:: EXCERPTED RECORDS
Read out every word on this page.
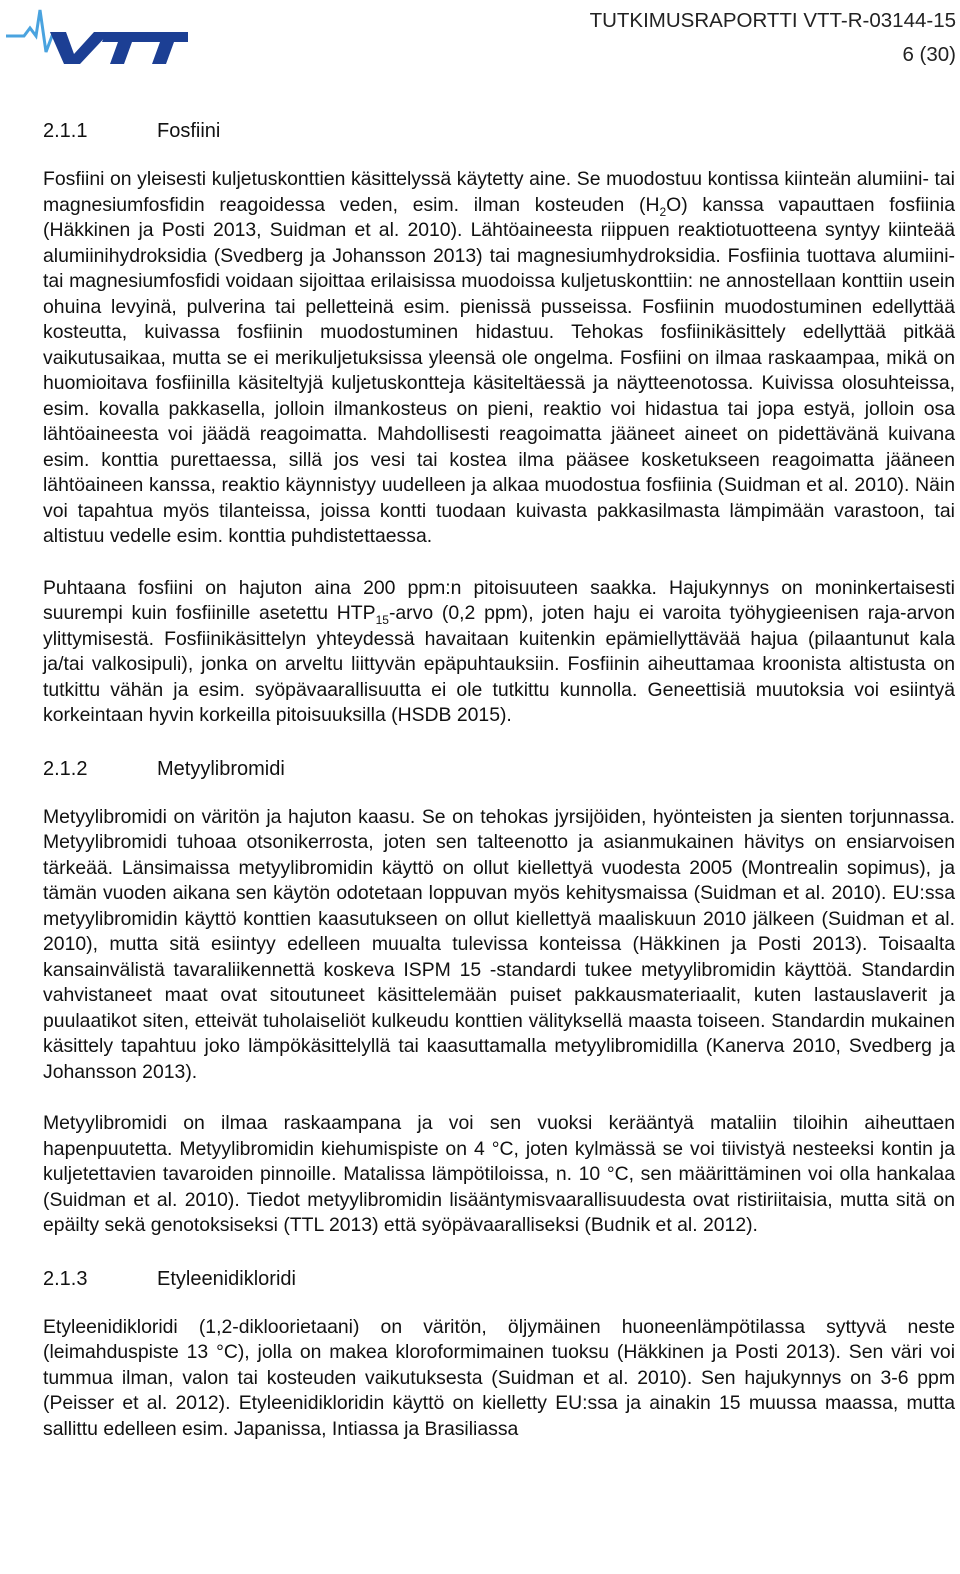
TUTKIMUSRAPORTTI VTT-R-03144-15
6 (30)
2.1.1	Fosfiini

Fosfiini on yleisesti kuljetuskonttien käsittelyssä käytetty aine. Se muodostuu kontissa kiinteän alumiini- tai magnesiumfosfidin reagoidessa veden, esim. ilman kosteuden $(H_2O)$ kanssa vapauttaen fosfiinia (Häkkinen ja Posti 2013, Suidman et al. 2010). Lähtöaineesta riippuen reaktiotuotteena syntyy kiinteää alumiinihydroksidia (Svedberg ja Johansson 2013) tai magnesiumhydroksidia. Fosfiinia tuottava alumiini- tai magnesiumfosfidi voidaan sijoittaa erilaisissa muodoissa kuljetuskonttiin: ne annostellaan konttiin usein ohuina levyinä, pulverina tai pelletteinä esim. pienissä pusseissa. Fosfiinin muodostuminen edellyttää kosteutta, kuivassa fosfiinin muodostuminen hidastuu. Tehokas fosfiinikäsittely edellyttää pitkää vaikutusaikaa, mutta se ei merikuljetuksissa yleensä ole ongelma. Fosfiini on ilmaa raskaampaa, mikä on huomioitava fosfiinilla käsiteltyjä kuljetuskontteja käsiteltäessä ja näytteenotossa. Kuivissa olosuhteissa, esim. kovalla pakkasella, jolloin ilmankosteus on pieni, reaktio voi hidastua tai jopa estyä, jolloin osa lähtöaineesta voi jäädä reagoimatta. Mahdollisesti reagoimatta jääneet aineet on pidettävänä kuivana esim. konttia purettaessa, sillä jos vesi tai kostea ilma pääsee kosketukseen reagoimatta jääneen lähtöaineen kanssa, reaktio käynnistyy uudelleen ja alkaa muodostua fosfiinia (Suidman et al. 2010). Näin voi tapahtua myös tilanteissa, joissa kontti tuodaan kuivasta pakkasilmasta lämpimään varastoon, tai altistuu vedelle esim. konttia puhdistettaessa.

Puhtaana fosfiini on hajuton aina 200 ppm:n pitoisuuteen saakka. Hajukynnys on moninkertaisesti suurempi kuin fosfiinille asetettu $HTP_{15}$-arvo (0,2 ppm), joten haju ei varoita työhygieenisen raja-arvon ylittymisestä. Fosfiinikäsittelyn yhteydessä havaitaan kuitenkin epämiellyttävää hajua (pilaantunut kala ja/tai valkosipuli), jonka on arveltu liittyvän epäpuhtauksiin. Fosfiinin aiheuttamaa kroonista altistusta on tutkittu vähän ja esim. syöpävaarallisuutta ei ole tutkittu kunnolla. Geneettisiä muutoksia voi esiintyä korkeintaan hyvin korkeilla pitoisuuksilla (HSDB 2015).

2.1.2	Metyylibromidi

Metyylibromidi on väritön ja hajuton kaasu. Se on tehokas jyrsijöiden, hyönteisten ja sienten torjunnassa. Metyylibromidi tuhoaa otsonikerrosta, joten sen talteenotto ja asianmukainen hävitys on ensiarvoisen tärkeää. Länsimaissa metyylibromidin käyttö on ollut kiellettyä vuodesta 2005 (Montrealin sopimus), ja tämän vuoden aikana sen käytön odotetaan loppuvan myös kehitysmaissa (Suidman et al. 2010). EU:ssa metyylibromidin käyttö konttien kaasutukseen on ollut kiellettyä maaliskuun 2010 jälkeen (Suidman et al. 2010), mutta sitä esiintyy edelleen muualta tulevissa konteissa (Häkkinen ja Posti 2013). Toisaalta kansainvälistä tavaraliikennettä koskeva ISPM 15 -standardi tukee metyylibromidin käyttöä. Standardin vahvistaneet maat ovat sitoutuneet käsittelemään puiset pakkausmateriaalit, kuten lastauslaverit ja puulaatikot siten, etteivät tuholaiseliöt kulkeudu konttien välityksellä maasta toiseen. Standardin mukainen käsittely tapahtuu joko lämpökäsittelyllä tai kaasuttamalla metyylibromidilla (Kanerva 2010, Svedberg ja Johansson 2013).

Metyylibromidi on ilmaa raskaampana ja voi sen vuoksi kerääntyä mataliin tiloihin aiheuttaen hapenpuutetta. Metyylibromidin kiehumispiste on 4 °C, joten kylmässä se voi tiivistyä nesteeksi kontin ja kuljetettavien tavaroiden pinnoille. Matalissa lämpötiloissa, n. 10 °C, sen määrittäminen voi olla hankalaa (Suidman et al. 2010). Tiedot metyylibromidin lisääntymisvaarallisuudesta ovat ristiriitaisia, mutta sitä on epäilty sekä genotoksiseksi (TTL 2013) että syöpävaaralliseksi (Budnik et al. 2012).

2.1.3	Etyleenidikloridi

Etyleenidikloridi (1,2-dikloorietaani) on väritön, öljymäinen huoneenlämpötilassa syttyvä neste (leimahduspiste 13 °C), jolla on makea kloroformimainen tuoksu (Häkkinen ja Posti 2013). Sen väri voi tummua ilman, valon tai kosteuden vaikutuksesta (Suidman et al. 2010). Sen hajukynnys on 3-6 ppm (Peisser et al. 2012). Etyleenidikloridin käyttö on kielletty EU:ssa ja ainakin 15 muussa maassa, mutta sallittu edelleen esim. Japanissa, Intiassa ja Brasiliassa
::::
STATED EXERCISE
Transcribe the whole listing exactly. Pictures are excluded.

FINAL RESULT
Read out every word on this page.
TUTKIMUSRAPORTTI VTT-R-03144-15
6 (30)
2.1.1	Fosfiini

Fosfiini on yleisesti kuljetuskonttien käsittelyssä käytetty aine. Se muodostuu kontissa kiinteän alumiini- tai magnesiumfosfidin reagoidessa veden, esim. ilman kosteuden $(H_2O)$ kanssa vapauttaen fosfiinia (Häkkinen ja Posti 2013, Suidman et al. 2010). Lähtöaineesta riippuen reaktiotuotteena syntyy kiinteää alumiinihydroksidia (Svedberg ja Johansson 2013) tai magnesiumhydroksidia. Fosfiinia tuottava alumiini- tai magnesiumfosfidi voidaan sijoittaa erilaisissa muodoissa kuljetuskonttiin: ne annostellaan konttiin usein ohuina levyinä, pulverina tai pelletteinä esim. pienissä pusseissa. Fosfiinin muodostuminen edellyttää kosteutta, kuivassa fosfiinin muodostuminen hidastuu. Tehokas fosfiinikäsittely edellyttää pitkää vaikutusaikaa, mutta se ei merikuljetuksissa yleensä ole ongelma. Fosfiini on ilmaa raskaampaa, mikä on huomioitava fosfiinilla käsiteltyjä kuljetuskontteja käsiteltäessä ja näytteenotossa. Kuivissa olosuhteissa, esim. kovalla pakkasella, jolloin ilmankosteus on pieni, reaktio voi hidastua tai jopa estyä, jolloin osa lähtöaineesta voi jäädä reagoimatta. Mahdollisesti reagoimatta jääneet aineet on pidettävänä kuivana esim. konttia purettaessa, sillä jos vesi tai kostea ilma pääsee kosketukseen reagoimatta jääneen lähtöaineen kanssa, reaktio käynnistyy uudelleen ja alkaa muodostua fosfiinia (Suidman et al. 2010). Näin voi tapahtua myös tilanteissa, joissa kontti tuodaan kuivasta pakkasilmasta lämpimään varastoon, tai altistuu vedelle esim. konttia puhdistettaessa.

Puhtaana fosfiini on hajuton aina 200 ppm:n pitoisuuteen saakka. Hajukynnys on moninkertaisesti suurempi kuin fosfiinille asetettu $HTP_{15}$-arvo (0,2 ppm), joten haju ei varoita työhygieenisen raja-arvon ylittymisestä. Fosfiinikäsittelyn yhteydessä havaitaan kuitenkin epämiellyttävää hajua (pilaantunut kala ja/tai valkosipuli), jonka on arveltu liittyvän epäpuhtauksiin. Fosfiinin aiheuttamaa kroonista altistusta on tutkittu vähän ja esim. syöpävaarallisuutta ei ole tutkittu kunnolla. Geneettisiä muutoksia voi esiintyä korkeintaan hyvin korkeilla pitoisuuksilla (HSDB 2015).

2.1.2	Metyylibromidi

Metyylibromidi on väritön ja hajuton kaasu. Se on tehokas jyrsijöiden, hyönteisten ja sienten torjunnassa. Metyylibromidi tuhoaa otsonikerrosta, joten sen talteenotto ja asianmukainen hävitys on ensiarvoisen tärkeää. Länsimaissa metyylibromidin käyttö on ollut kiellettyä vuodesta 2005 (Montrealin sopimus), ja tämän vuoden aikana sen käytön odotetaan loppuvan myös kehitysmaissa (Suidman et al. 2010). EU:ssa metyylibromidin käyttö konttien kaasutukseen on ollut kiellettyä maaliskuun 2010 jälkeen (Suidman et al. 2010), mutta sitä esiintyy edelleen muualta tulevissa konteissa (Häkkinen ja Posti 2013). Toisaalta kansainvälistä tavaraliikennettä koskeva ISPM 15 -standardi tukee metyylibromidin käyttöä. Standardin vahvistaneet maat ovat sitoutuneet käsittelemään puiset pakkausmateriaalit, kuten lastauslaverit ja puulaatikot siten, etteivät tuholaiseliöt kulkeudu konttien välityksellä maasta toiseen. Standardin mukainen käsittely tapahtuu joko lämpökäsittelyllä tai kaasuttamalla metyylibromidilla (Kanerva 2010, Svedberg ja Johansson 2013).

Metyylibromidi on ilmaa raskaampana ja voi sen vuoksi kerääntyä mataliin tiloihin aiheuttaen hapenpuutetta. Metyylibromidin kiehumispiste on 4 °C, joten kylmässä se voi tiivistyä nesteeksi kontin ja kuljetettavien tavaroiden pinnoille. Matalissa lämpötiloissa, n. 10 °C, sen määrittäminen voi olla hankalaa (Suidman et al. 2010). Tiedot metyylibromidin lisääntymisvaarallisuudesta ovat ristiriitaisia, mutta sitä on epäilty sekä genotoksiseksi (TTL 2013) että syöpävaaralliseksi (Budnik et al. 2012).

2.1.3	Etyleenidikloridi

Etyleenidikloridi (1,2-dikloorietaani) on väritön, öljymäinen huoneenlämpötilassa syttyvä neste (leimahduspiste 13 °C), jolla on makea kloroformimainen tuoksu (Häkkinen ja Posti 2013). Sen väri voi tummua ilman, valon tai kosteuden vaikutuksesta (Suidman et al. 2010). Sen hajukynnys on 3-6 ppm (Peisser et al. 2012). Etyleenidikloridin käyttö on kielletty EU:ssa ja ainakin 15 muussa maassa, mutta sallittu edelleen esim. Japanissa, Intiassa ja Brasiliassa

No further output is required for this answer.